#### [WHAT TO WORK ON]
Write out every entry word for word.

#### [RECORDS SUPPLIED]
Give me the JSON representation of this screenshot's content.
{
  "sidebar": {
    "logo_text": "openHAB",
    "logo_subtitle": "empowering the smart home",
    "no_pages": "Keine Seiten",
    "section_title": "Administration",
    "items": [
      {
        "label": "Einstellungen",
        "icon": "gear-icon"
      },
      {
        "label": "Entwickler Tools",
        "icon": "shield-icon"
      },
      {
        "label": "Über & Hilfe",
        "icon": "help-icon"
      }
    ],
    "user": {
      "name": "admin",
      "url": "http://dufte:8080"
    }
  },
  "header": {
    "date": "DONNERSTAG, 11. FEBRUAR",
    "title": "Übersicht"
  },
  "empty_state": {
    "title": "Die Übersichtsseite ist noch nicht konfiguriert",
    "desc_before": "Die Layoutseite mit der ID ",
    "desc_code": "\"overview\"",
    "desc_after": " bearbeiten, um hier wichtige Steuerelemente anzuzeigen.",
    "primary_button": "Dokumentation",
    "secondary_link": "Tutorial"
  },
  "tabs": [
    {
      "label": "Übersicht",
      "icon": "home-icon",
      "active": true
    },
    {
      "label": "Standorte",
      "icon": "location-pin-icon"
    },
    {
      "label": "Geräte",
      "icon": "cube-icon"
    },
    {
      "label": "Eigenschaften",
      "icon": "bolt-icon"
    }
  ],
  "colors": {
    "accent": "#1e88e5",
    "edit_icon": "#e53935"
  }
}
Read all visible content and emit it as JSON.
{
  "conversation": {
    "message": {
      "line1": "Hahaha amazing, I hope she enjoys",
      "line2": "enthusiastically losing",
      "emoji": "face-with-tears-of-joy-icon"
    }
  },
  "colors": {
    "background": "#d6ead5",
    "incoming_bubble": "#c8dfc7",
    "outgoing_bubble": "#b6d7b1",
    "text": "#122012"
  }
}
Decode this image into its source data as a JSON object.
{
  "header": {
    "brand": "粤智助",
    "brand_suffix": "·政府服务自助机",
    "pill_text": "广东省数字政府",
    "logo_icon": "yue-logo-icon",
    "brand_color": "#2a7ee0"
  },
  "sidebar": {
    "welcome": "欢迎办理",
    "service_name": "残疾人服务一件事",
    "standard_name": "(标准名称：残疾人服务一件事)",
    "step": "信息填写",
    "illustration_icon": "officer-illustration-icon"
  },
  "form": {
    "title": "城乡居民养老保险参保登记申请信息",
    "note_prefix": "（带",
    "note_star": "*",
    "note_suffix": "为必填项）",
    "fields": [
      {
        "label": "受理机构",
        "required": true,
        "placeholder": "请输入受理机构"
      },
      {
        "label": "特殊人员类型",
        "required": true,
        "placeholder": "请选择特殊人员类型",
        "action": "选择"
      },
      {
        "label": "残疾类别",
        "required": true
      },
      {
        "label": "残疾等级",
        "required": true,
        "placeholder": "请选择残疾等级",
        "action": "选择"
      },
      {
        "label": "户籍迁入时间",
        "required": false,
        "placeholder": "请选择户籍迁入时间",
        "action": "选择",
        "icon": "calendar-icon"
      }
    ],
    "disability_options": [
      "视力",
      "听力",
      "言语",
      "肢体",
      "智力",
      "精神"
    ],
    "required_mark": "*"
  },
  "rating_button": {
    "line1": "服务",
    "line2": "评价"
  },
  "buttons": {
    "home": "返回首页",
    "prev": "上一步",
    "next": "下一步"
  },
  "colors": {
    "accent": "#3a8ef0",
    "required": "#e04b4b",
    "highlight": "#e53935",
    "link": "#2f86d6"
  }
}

#### [REPLY]
Give me the JSON representation of this screenshot's content.
{
  "sidebar": {
    "logo_text": "openHAB",
    "logo_subtitle": "empowering the smart home",
    "no_pages": "Keine Seiten",
    "section_title": "Administration",
    "items": [
      {
        "label": "Einstellungen",
        "icon": "gear-icon"
      },
      {
        "label": "Entwickler Tools",
        "icon": "shield-icon"
      },
      {
        "label": "Über & Hilfe",
        "icon": "help-icon"
      }
    ],
    "user": {
      "name": "admin",
      "url": "http://dufte:8080"
    }
  },
  "header": {
    "date": "DONNERSTAG, 11. FEBRUAR",
    "title": "Übersicht"
  },
  "empty_state": {
    "title": "Die Übersichtsseite ist noch nicht konfiguriert",
    "desc_before": "Die Layoutseite mit der ID ",
    "desc_code": "\"overview\"",
    "desc_after": " bearbeiten, um hier wichtige Steuerelemente anzuzeigen.",
    "primary_button": "Dokumentation",
    "secondary_link": "Tutorial"
  },
  "tabs": [
    {
      "label": "Übersicht",
      "icon": "home-icon",
      "active": true
    },
    {
      "label": "Standorte",
      "icon": "location-pin-icon"
    },
    {
      "label": "Geräte",
      "icon": "cube-icon"
    },
    {
      "label": "Eigenschaften",
      "icon": "bolt-icon"
    }
  ],
  "colors": {
    "accent": "#1e88e5",
    "edit_icon": "#e53935"
  }
}
Read all visible content and emit it as JSON.
{
  "conversation": {
    "message": {
      "line1": "Hahaha amazing, I hope she enjoys",
      "line2": "enthusiastically losing",
      "emoji": "face-with-tears-of-joy-icon"
    }
  },
  "colors": {
    "background": "#d6ead5",
    "incoming_bubble": "#c8dfc7",
    "outgoing_bubble": "#b6d7b1",
    "text": "#122012"
  }
}
Decode this image into its source data as a JSON object.
{
  "header": {
    "brand": "粤智助",
    "brand_suffix": "·政府服务自助机",
    "pill_text": "广东省数字政府",
    "logo_icon": "yue-logo-icon",
    "brand_color": "#2a7ee0"
  },
  "sidebar": {
    "welcome": "欢迎办理",
    "service_name": "残疾人服务一件事",
    "standard_name": "(标准名称：残疾人服务一件事)",
    "step": "信息填写",
    "illustration_icon": "officer-illustration-icon"
  },
  "form": {
    "title": "城乡居民养老保险参保登记申请信息",
    "note_prefix": "（带",
    "note_star": "*",
    "note_suffix": "为必填项）",
    "fields": [
      {
        "label": "受理机构",
        "required": true,
        "placeholder": "请输入受理机构"
      },
      {
        "label": "特殊人员类型",
        "required": true,
        "placeholder": "请选择特殊人员类型",
        "action": "选择"
      },
      {
        "label": "残疾类别",
        "required": true
      },
      {
        "label": "残疾等级",
        "required": true,
        "placeholder": "请选择残疾等级",
        "action": "选择"
      },
      {
        "label": "户籍迁入时间",
        "required": false,
        "placeholder": "请选择户籍迁入时间",
        "action": "选择",
        "icon": "calendar-icon"
      }
    ],
    "disability_options": [
      "视力",
      "听力",
      "言语",
      "肢体",
      "智力",
      "精神"
    ],
    "required_mark": "*"
  },
  "rating_button": {
    "line1": "服务",
    "line2": "评价"
  },
  "buttons": {
    "home": "返回首页",
    "prev": "上一步",
    "next": "下一步"
  },
  "colors": {
    "accent": "#3a8ef0",
    "required": "#e04b4b",
    "highlight": "#e53935",
    "link": "#2f86d6"
  }
}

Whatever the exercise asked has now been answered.